====== Rows

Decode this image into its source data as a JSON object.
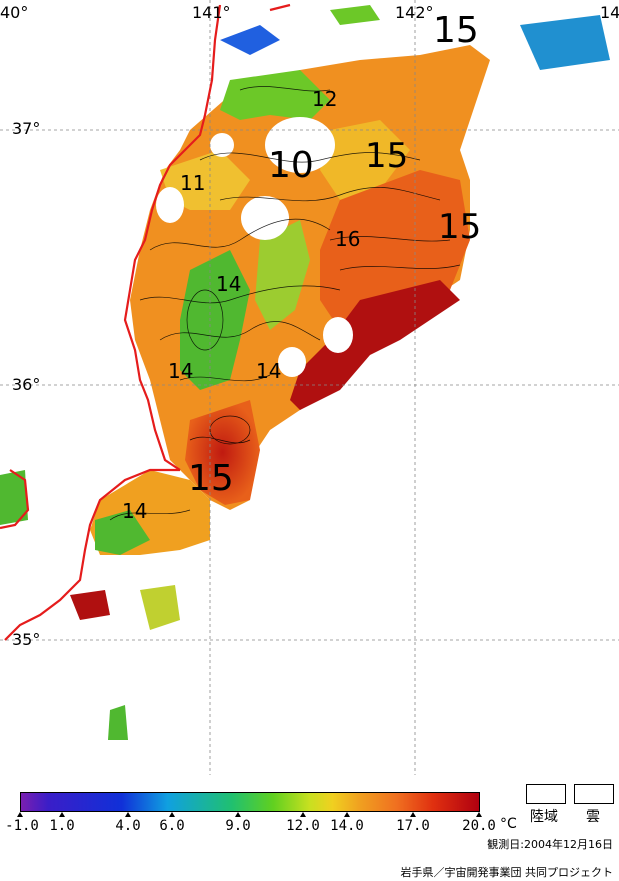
{
  "map": {
    "longitude_labels": [
      "40°",
      "141°",
      "142°",
      "14"
    ],
    "latitude_labels": [
      "37°",
      "36°",
      "35°"
    ],
    "contour_labels": [
      "15",
      "12",
      "10",
      "15",
      "11",
      "16",
      "15",
      "14",
      "14",
      "14",
      "15",
      "14"
    ],
    "colors": {
      "coast": "#e51c1c",
      "warm": "#f07a1a",
      "hot": "#b01010",
      "mid": "#f0b030",
      "cool": "#60c030",
      "cold": "#2060e0",
      "grid": "#888888"
    }
  },
  "legend": {
    "tick_labels": [
      "-1.0",
      "1.0",
      "4.0",
      "6.0",
      "9.0",
      "12.0",
      "14.0",
      "17.0",
      "20.0"
    ],
    "unit": "°C",
    "land_label": "陸域",
    "cloud_label": "雲"
  },
  "footer": {
    "obs_date": "観測日:2004年12月16日",
    "credit": "岩手県／宇宙開発事業団  共同プロジェクト"
  }
}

============

§ **Exercise**: Could you reproduce every record above exactly, leaving out the pictures?

§ **Response for this exercise**:
Decode this image into its source data as a JSON object.
{
  "map": {
    "longitude_labels": [
      "40°",
      "141°",
      "142°",
      "14"
    ],
    "latitude_labels": [
      "37°",
      "36°",
      "35°"
    ],
    "contour_labels": [
      "15",
      "12",
      "10",
      "15",
      "11",
      "16",
      "15",
      "14",
      "14",
      "14",
      "15",
      "14"
    ],
    "colors": {
      "coast": "#e51c1c",
      "warm": "#f07a1a",
      "hot": "#b01010",
      "mid": "#f0b030",
      "cool": "#60c030",
      "cold": "#2060e0",
      "grid": "#888888"
    }
  },
  "legend": {
    "tick_labels": [
      "-1.0",
      "1.0",
      "4.0",
      "6.0",
      "9.0",
      "12.0",
      "14.0",
      "17.0",
      "20.0"
    ],
    "unit": "°C",
    "land_label": "陸域",
    "cloud_label": "雲"
  },
  "footer": {
    "obs_date": "観測日:2004年12月16日",
    "credit": "岩手県／宇宙開発事業団  共同プロジェクト"
  }
}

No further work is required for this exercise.